> DATA FOR THIS EXERCISE:
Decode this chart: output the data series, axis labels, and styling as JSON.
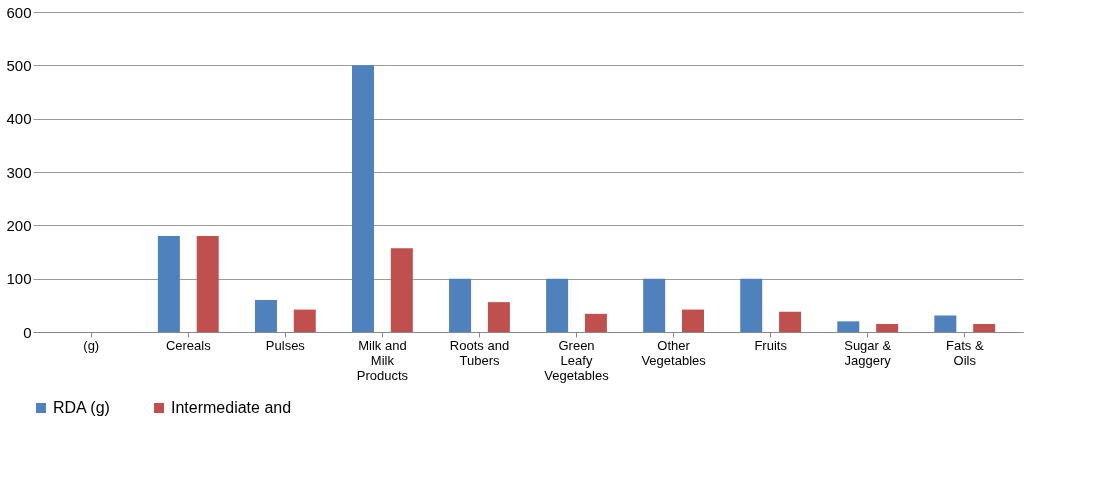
{
  "chart_data": {
    "type": "bar",
    "categories": [
      "(g)",
      "Cereals",
      "Pulses",
      "Milk and Milk Products",
      "Roots and Tubers",
      "Green Leafy Vegetables",
      "Other Vegetables",
      "Fruits",
      "Sugar & Jaggery",
      "Fats & Oils"
    ],
    "series": [
      {
        "name": "RDA (g)",
        "color": "#4f81bd",
        "values": [
          null,
          180,
          60,
          500,
          100,
          100,
          100,
          100,
          20,
          31
        ]
      },
      {
        "name": "Intermediate and",
        "color": "#c0504d",
        "values": [
          null,
          180,
          42,
          157,
          56,
          34,
          42,
          38,
          15,
          15
        ]
      }
    ],
    "ylim": [
      0,
      600
    ],
    "yticks": [
      0,
      100,
      200,
      300,
      400,
      500,
      600
    ],
    "grid": "y",
    "legend": "bottom"
  }
}
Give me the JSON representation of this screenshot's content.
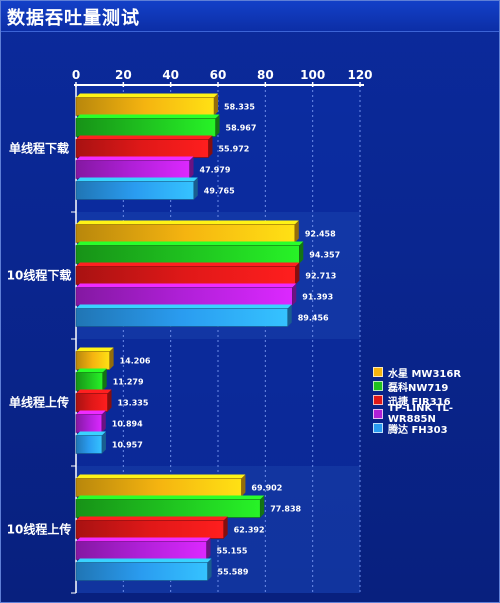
{
  "header": {
    "title": "数据吞吐量测试"
  },
  "chart_data": {
    "type": "bar",
    "orientation": "horizontal",
    "categories": [
      "单线程下载",
      "10线程下载",
      "单线程上传",
      "10线程上传"
    ],
    "xlim": [
      0,
      120
    ],
    "xticks": [
      0,
      20,
      40,
      60,
      80,
      100,
      120
    ],
    "grid": true,
    "legend_position": "right",
    "series": [
      {
        "name": "水星 MW316R",
        "color": "#f5b410",
        "values": [
          58.335,
          92.458,
          14.206,
          69.902
        ]
      },
      {
        "name": "磊科NW719",
        "color": "#1fc21f",
        "values": [
          58.967,
          94.357,
          11.279,
          77.838
        ]
      },
      {
        "name": "迅捷 FIR316",
        "color": "#e01818",
        "values": [
          55.972,
          92.713,
          13.335,
          62.392
        ]
      },
      {
        "name": "TP-LINK TL-WR885N",
        "color": "#b020d8",
        "values": [
          47.979,
          91.393,
          10.894,
          55.155
        ]
      },
      {
        "name": "腾达 FH303",
        "color": "#2a9cf0",
        "values": [
          49.765,
          89.456,
          10.957,
          55.589
        ]
      }
    ],
    "value_labels": [
      [
        "58.335",
        "58.967",
        "55.972",
        "47.979",
        "49.765"
      ],
      [
        "92.458",
        "94.357",
        "92.713",
        "91.393",
        "89.456"
      ],
      [
        "14.206",
        "11.279",
        "13.335",
        "10.894",
        "10.957"
      ],
      [
        "69.902",
        "77.838",
        "62.392",
        "55.155",
        "55.589"
      ]
    ]
  }
}
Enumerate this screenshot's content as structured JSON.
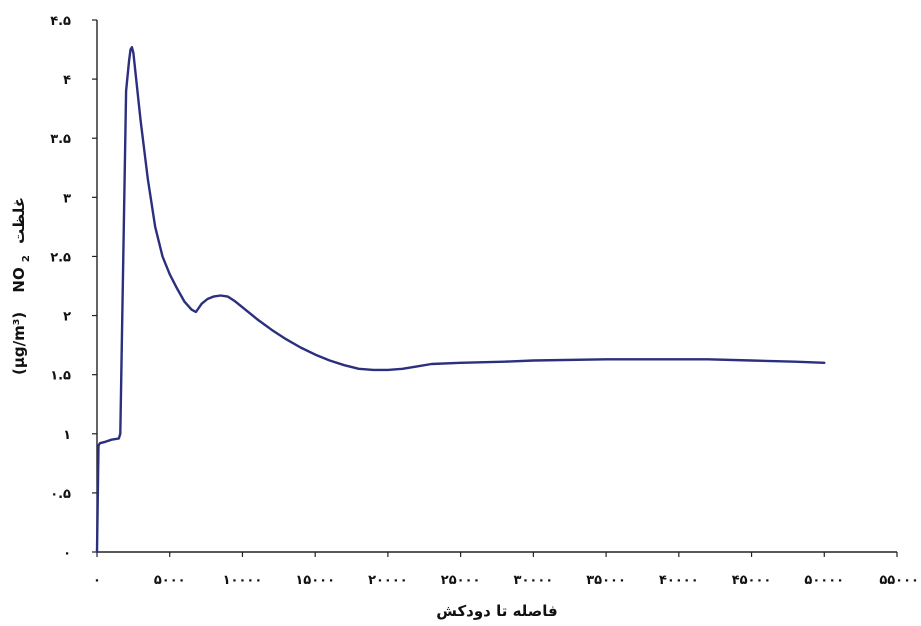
{
  "chart_data": {
    "type": "line",
    "title": "",
    "xlabel": "فاصله تا دودکش",
    "ylabel": {
      "unit": "(μg/m³)",
      "species": "NO",
      "subscript": "2",
      "word": "غلظت"
    },
    "xlim": [
      0,
      55000
    ],
    "ylim": [
      0,
      4.5
    ],
    "x_ticks": [
      {
        "value": 0,
        "label": "۰"
      },
      {
        "value": 5000,
        "label": "۵۰۰۰"
      },
      {
        "value": 10000,
        "label": "۱۰۰۰۰"
      },
      {
        "value": 15000,
        "label": "۱۵۰۰۰"
      },
      {
        "value": 20000,
        "label": "۲۰۰۰۰"
      },
      {
        "value": 25000,
        "label": "۲۵۰۰۰"
      },
      {
        "value": 30000,
        "label": "۳۰۰۰۰"
      },
      {
        "value": 35000,
        "label": "۳۵۰۰۰"
      },
      {
        "value": 40000,
        "label": "۴۰۰۰۰"
      },
      {
        "value": 45000,
        "label": "۴۵۰۰۰"
      },
      {
        "value": 50000,
        "label": "۵۰۰۰۰"
      },
      {
        "value": 55000,
        "label": "۵۵۰۰۰"
      }
    ],
    "y_ticks": [
      {
        "value": 0,
        "label": "۰"
      },
      {
        "value": 0.5,
        "label": "۰.۵"
      },
      {
        "value": 1,
        "label": "۱"
      },
      {
        "value": 1.5,
        "label": "۱.۵"
      },
      {
        "value": 2,
        "label": "۲"
      },
      {
        "value": 2.5,
        "label": "۲.۵"
      },
      {
        "value": 3,
        "label": "۳"
      },
      {
        "value": 3.5,
        "label": "۳.۵"
      },
      {
        "value": 4,
        "label": "۴"
      },
      {
        "value": 4.5,
        "label": "۴.۵"
      }
    ],
    "grid": false,
    "series": [
      {
        "color": "#2b2f7e",
        "points": [
          [
            0,
            0
          ],
          [
            100,
            0.9
          ],
          [
            200,
            0.92
          ],
          [
            500,
            0.93
          ],
          [
            1000,
            0.95
          ],
          [
            1500,
            0.96
          ],
          [
            1600,
            1.0
          ],
          [
            2000,
            3.9
          ],
          [
            2200,
            4.15
          ],
          [
            2300,
            4.25
          ],
          [
            2400,
            4.27
          ],
          [
            2500,
            4.22
          ],
          [
            3000,
            3.65
          ],
          [
            3500,
            3.15
          ],
          [
            4000,
            2.75
          ],
          [
            4500,
            2.5
          ],
          [
            5000,
            2.35
          ],
          [
            5500,
            2.23
          ],
          [
            6000,
            2.12
          ],
          [
            6500,
            2.05
          ],
          [
            6800,
            2.03
          ],
          [
            7200,
            2.1
          ],
          [
            7600,
            2.14
          ],
          [
            8000,
            2.16
          ],
          [
            8500,
            2.17
          ],
          [
            9000,
            2.16
          ],
          [
            9500,
            2.12
          ],
          [
            10000,
            2.07
          ],
          [
            11000,
            1.97
          ],
          [
            12000,
            1.88
          ],
          [
            13000,
            1.8
          ],
          [
            14000,
            1.73
          ],
          [
            15000,
            1.67
          ],
          [
            16000,
            1.62
          ],
          [
            17000,
            1.58
          ],
          [
            18000,
            1.55
          ],
          [
            19000,
            1.54
          ],
          [
            20000,
            1.54
          ],
          [
            21000,
            1.55
          ],
          [
            22000,
            1.57
          ],
          [
            23000,
            1.59
          ],
          [
            25000,
            1.6
          ],
          [
            28000,
            1.61
          ],
          [
            30000,
            1.62
          ],
          [
            35000,
            1.63
          ],
          [
            38000,
            1.63
          ],
          [
            40000,
            1.63
          ],
          [
            42000,
            1.63
          ],
          [
            45000,
            1.62
          ],
          [
            48000,
            1.61
          ],
          [
            50000,
            1.6
          ]
        ]
      }
    ]
  }
}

> DO THIS: Please transcribe the material above exactly as written. Leave the pictures out.

> RESPONSE BELOW:
Decode this chart: output the data series, axis labels, and styling as JSON.
{
  "chart_data": {
    "type": "bar",
    "categories": [
      "(g)",
      "Cereals",
      "Pulses",
      "Milk and Milk Products",
      "Roots and Tubers",
      "Green Leafy Vegetables",
      "Other Vegetables",
      "Fruits",
      "Sugar & Jaggery",
      "Fats & Oils"
    ],
    "series": [
      {
        "name": "RDA (g)",
        "color": "#4f81bd",
        "values": [
          null,
          180,
          60,
          500,
          100,
          100,
          100,
          100,
          20,
          31
        ]
      },
      {
        "name": "Intermediate and",
        "color": "#c0504d",
        "values": [
          null,
          180,
          42,
          157,
          56,
          34,
          42,
          38,
          15,
          15
        ]
      }
    ],
    "ylim": [
      0,
      600
    ],
    "yticks": [
      0,
      100,
      200,
      300,
      400,
      500,
      600
    ],
    "grid": "y",
    "legend": "bottom"
  }
}
Give me the JSON representation of this screenshot's content.
{
  "header": {
    "title": "数据吞吐量测试"
  },
  "chart_data": {
    "type": "bar",
    "orientation": "horizontal",
    "categories": [
      "单线程下载",
      "10线程下载",
      "单线程上传",
      "10线程上传"
    ],
    "xlim": [
      0,
      120
    ],
    "xticks": [
      0,
      20,
      40,
      60,
      80,
      100,
      120
    ],
    "grid": true,
    "legend_position": "right",
    "series": [
      {
        "name": "水星 MW316R",
        "color": "#f5b410",
        "values": [
          58.335,
          92.458,
          14.206,
          69.902
        ]
      },
      {
        "name": "磊科NW719",
        "color": "#1fc21f",
        "values": [
          58.967,
          94.357,
          11.279,
          77.838
        ]
      },
      {
        "name": "迅捷 FIR316",
        "color": "#e01818",
        "values": [
          55.972,
          92.713,
          13.335,
          62.392
        ]
      },
      {
        "name": "TP-LINK TL-WR885N",
        "color": "#b020d8",
        "values": [
          47.979,
          91.393,
          10.894,
          55.155
        ]
      },
      {
        "name": "腾达 FH303",
        "color": "#2a9cf0",
        "values": [
          49.765,
          89.456,
          10.957,
          55.589
        ]
      }
    ],
    "value_labels": [
      [
        "58.335",
        "58.967",
        "55.972",
        "47.979",
        "49.765"
      ],
      [
        "92.458",
        "94.357",
        "92.713",
        "91.393",
        "89.456"
      ],
      [
        "14.206",
        "11.279",
        "13.335",
        "10.894",
        "10.957"
      ],
      [
        "69.902",
        "77.838",
        "62.392",
        "55.155",
        "55.589"
      ]
    ]
  }
}
Enumerate this screenshot's content as structured JSON.
{
  "chart_data": {
    "type": "line",
    "title": "",
    "xlabel": "فاصله تا دودکش",
    "ylabel": {
      "unit": "(μg/m³)",
      "species": "NO",
      "subscript": "2",
      "word": "غلظت"
    },
    "xlim": [
      0,
      55000
    ],
    "ylim": [
      0,
      4.5
    ],
    "x_ticks": [
      {
        "value": 0,
        "label": "۰"
      },
      {
        "value": 5000,
        "label": "۵۰۰۰"
      },
      {
        "value": 10000,
        "label": "۱۰۰۰۰"
      },
      {
        "value": 15000,
        "label": "۱۵۰۰۰"
      },
      {
        "value": 20000,
        "label": "۲۰۰۰۰"
      },
      {
        "value": 25000,
        "label": "۲۵۰۰۰"
      },
      {
        "value": 30000,
        "label": "۳۰۰۰۰"
      },
      {
        "value": 35000,
        "label": "۳۵۰۰۰"
      },
      {
        "value": 40000,
        "label": "۴۰۰۰۰"
      },
      {
        "value": 45000,
        "label": "۴۵۰۰۰"
      },
      {
        "value": 50000,
        "label": "۵۰۰۰۰"
      },
      {
        "value": 55000,
        "label": "۵۵۰۰۰"
      }
    ],
    "y_ticks": [
      {
        "value": 0,
        "label": "۰"
      },
      {
        "value": 0.5,
        "label": "۰.۵"
      },
      {
        "value": 1,
        "label": "۱"
      },
      {
        "value": 1.5,
        "label": "۱.۵"
      },
      {
        "value": 2,
        "label": "۲"
      },
      {
        "value": 2.5,
        "label": "۲.۵"
      },
      {
        "value": 3,
        "label": "۳"
      },
      {
        "value": 3.5,
        "label": "۳.۵"
      },
      {
        "value": 4,
        "label": "۴"
      },
      {
        "value": 4.5,
        "label": "۴.۵"
      }
    ],
    "grid": false,
    "series": [
      {
        "color": "#2b2f7e",
        "points": [
          [
            0,
            0
          ],
          [
            100,
            0.9
          ],
          [
            200,
            0.92
          ],
          [
            500,
            0.93
          ],
          [
            1000,
            0.95
          ],
          [
            1500,
            0.96
          ],
          [
            1600,
            1.0
          ],
          [
            2000,
            3.9
          ],
          [
            2200,
            4.15
          ],
          [
            2300,
            4.25
          ],
          [
            2400,
            4.27
          ],
          [
            2500,
            4.22
          ],
          [
            3000,
            3.65
          ],
          [
            3500,
            3.15
          ],
          [
            4000,
            2.75
          ],
          [
            4500,
            2.5
          ],
          [
            5000,
            2.35
          ],
          [
            5500,
            2.23
          ],
          [
            6000,
            2.12
          ],
          [
            6500,
            2.05
          ],
          [
            6800,
            2.03
          ],
          [
            7200,
            2.1
          ],
          [
            7600,
            2.14
          ],
          [
            8000,
            2.16
          ],
          [
            8500,
            2.17
          ],
          [
            9000,
            2.16
          ],
          [
            9500,
            2.12
          ],
          [
            10000,
            2.07
          ],
          [
            11000,
            1.97
          ],
          [
            12000,
            1.88
          ],
          [
            13000,
            1.8
          ],
          [
            14000,
            1.73
          ],
          [
            15000,
            1.67
          ],
          [
            16000,
            1.62
          ],
          [
            17000,
            1.58
          ],
          [
            18000,
            1.55
          ],
          [
            19000,
            1.54
          ],
          [
            20000,
            1.54
          ],
          [
            21000,
            1.55
          ],
          [
            22000,
            1.57
          ],
          [
            23000,
            1.59
          ],
          [
            25000,
            1.6
          ],
          [
            28000,
            1.61
          ],
          [
            30000,
            1.62
          ],
          [
            35000,
            1.63
          ],
          [
            38000,
            1.63
          ],
          [
            40000,
            1.63
          ],
          [
            42000,
            1.63
          ],
          [
            45000,
            1.62
          ],
          [
            48000,
            1.61
          ],
          [
            50000,
            1.6
          ]
        ]
      }
    ]
  }
}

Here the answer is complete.